## EXERCISE GOAL
Copy out the data below. Keep every word as it is.

SUPPLIED INFORMATION below:

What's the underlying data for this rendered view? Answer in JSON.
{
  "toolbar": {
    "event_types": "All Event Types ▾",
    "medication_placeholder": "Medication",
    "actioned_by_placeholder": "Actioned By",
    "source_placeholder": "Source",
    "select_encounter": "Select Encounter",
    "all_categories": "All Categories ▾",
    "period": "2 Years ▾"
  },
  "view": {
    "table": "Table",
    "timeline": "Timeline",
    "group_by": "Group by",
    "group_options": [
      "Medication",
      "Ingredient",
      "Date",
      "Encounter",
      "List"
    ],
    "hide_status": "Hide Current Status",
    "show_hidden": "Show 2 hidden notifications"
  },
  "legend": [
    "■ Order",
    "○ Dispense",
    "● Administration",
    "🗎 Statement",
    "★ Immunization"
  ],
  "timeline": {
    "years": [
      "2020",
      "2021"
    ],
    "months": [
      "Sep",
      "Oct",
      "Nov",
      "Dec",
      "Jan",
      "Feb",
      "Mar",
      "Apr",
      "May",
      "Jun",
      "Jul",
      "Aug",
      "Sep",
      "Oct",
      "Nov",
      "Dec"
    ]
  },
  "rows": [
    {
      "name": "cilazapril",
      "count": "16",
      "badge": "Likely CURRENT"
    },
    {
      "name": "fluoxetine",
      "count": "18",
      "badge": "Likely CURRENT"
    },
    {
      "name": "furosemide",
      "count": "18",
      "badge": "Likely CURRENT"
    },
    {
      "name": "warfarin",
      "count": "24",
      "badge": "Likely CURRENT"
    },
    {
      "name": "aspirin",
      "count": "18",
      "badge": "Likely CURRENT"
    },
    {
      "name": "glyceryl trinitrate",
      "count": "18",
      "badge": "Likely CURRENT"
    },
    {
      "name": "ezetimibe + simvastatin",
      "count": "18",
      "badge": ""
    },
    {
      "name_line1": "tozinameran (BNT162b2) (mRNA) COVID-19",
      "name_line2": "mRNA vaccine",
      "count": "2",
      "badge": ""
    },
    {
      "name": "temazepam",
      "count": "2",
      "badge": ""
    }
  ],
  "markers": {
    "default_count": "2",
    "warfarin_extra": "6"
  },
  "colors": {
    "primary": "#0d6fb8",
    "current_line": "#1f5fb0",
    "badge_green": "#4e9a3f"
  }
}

End of SUPPLIED INFORMATION.

## ANSWER SPACE
What's the underlying data for this rendered view? Answer in JSON.
{
  "toolbar": {
    "event_types": "All Event Types ▾",
    "medication_placeholder": "Medication",
    "actioned_by_placeholder": "Actioned By",
    "source_placeholder": "Source",
    "select_encounter": "Select Encounter",
    "all_categories": "All Categories ▾",
    "period": "2 Years ▾"
  },
  "view": {
    "table": "Table",
    "timeline": "Timeline",
    "group_by": "Group by",
    "group_options": [
      "Medication",
      "Ingredient",
      "Date",
      "Encounter",
      "List"
    ],
    "hide_status": "Hide Current Status",
    "show_hidden": "Show 2 hidden notifications"
  },
  "legend": [
    "■ Order",
    "○ Dispense",
    "● Administration",
    "🗎 Statement",
    "★ Immunization"
  ],
  "timeline": {
    "years": [
      "2020",
      "2021"
    ],
    "months": [
      "Sep",
      "Oct",
      "Nov",
      "Dec",
      "Jan",
      "Feb",
      "Mar",
      "Apr",
      "May",
      "Jun",
      "Jul",
      "Aug",
      "Sep",
      "Oct",
      "Nov",
      "Dec"
    ]
  },
  "rows": [
    {
      "name": "cilazapril",
      "count": "16",
      "badge": "Likely CURRENT"
    },
    {
      "name": "fluoxetine",
      "count": "18",
      "badge": "Likely CURRENT"
    },
    {
      "name": "furosemide",
      "count": "18",
      "badge": "Likely CURRENT"
    },
    {
      "name": "warfarin",
      "count": "24",
      "badge": "Likely CURRENT"
    },
    {
      "name": "aspirin",
      "count": "18",
      "badge": "Likely CURRENT"
    },
    {
      "name": "glyceryl trinitrate",
      "count": "18",
      "badge": "Likely CURRENT"
    },
    {
      "name": "ezetimibe + simvastatin",
      "count": "18",
      "badge": ""
    },
    {
      "name_line1": "tozinameran (BNT162b2) (mRNA) COVID-19",
      "name_line2": "mRNA vaccine",
      "count": "2",
      "badge": ""
    },
    {
      "name": "temazepam",
      "count": "2",
      "badge": ""
    }
  ],
  "markers": {
    "default_count": "2",
    "warfarin_extra": "6"
  },
  "colors": {
    "primary": "#0d6fb8",
    "current_line": "#1f5fb0",
    "badge_green": "#4e9a3f"
  }
}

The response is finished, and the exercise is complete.